● **Work to complete**
Omit the pictures and return every entry exactly as written.

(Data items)
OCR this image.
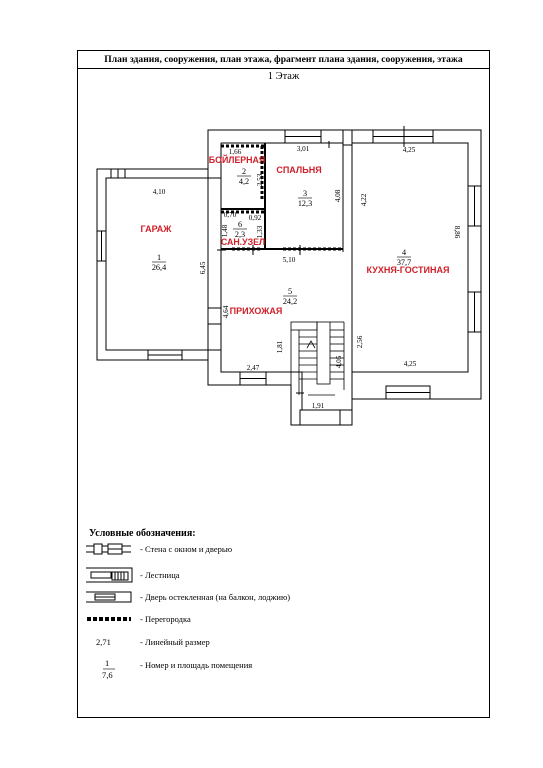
План здания, сооружения, план этажа, фрагмент плана здания, сооружения, этажа
1 Этаж
1
26,4
2
4,2
3
12,3
4
37,7
5
24,2
6
2,3
ГАРАЖ
БОЙЛЕРНАЯ
СПАЛЬНЯ
КУХНЯ-ГОСТИНАЯ
ПРИХОЖАЯ
САН.УЗЕЛ
1,66	3,01	4,25
2,53
4,10	4,08	4,22
0,70 0,92
1,48	1,33	8,86
5,10
6,45
4,64
2,56
1,81
4,05
2,47	4,25
1,91
Условные обозначения:
- Стена с окном и дверью
- Лестница
- Дверь остекленная (на балкон, лоджию)
- Перегородка
2,71	- Линейный размер
1
7,6
- Номер и площадь помещения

● **Final result**
OCR this image.
План здания, сооружения, план этажа, фрагмент плана здания, сооружения, этажа
1 Этаж
1
26,4
2
4,2
3
12,3
4
37,7
5
24,2
6
2,3
ГАРАЖ
БОЙЛЕРНАЯ
СПАЛЬНЯ
КУХНЯ-ГОСТИНАЯ
ПРИХОЖАЯ
САН.УЗЕЛ
1,66	3,01	4,25
2,53
4,10	4,08	4,22
0,70 0,92
1,48	1,33	8,86
5,10
6,45
4,64
2,56
1,81
4,05
2,47	4,25
1,91
Условные обозначения:
- Стена с окном и дверью
- Лестница
- Дверь остекленная (на балкон, лоджию)
- Перегородка
2,71	- Линейный размер
1
7,6
- Номер и площадь помещения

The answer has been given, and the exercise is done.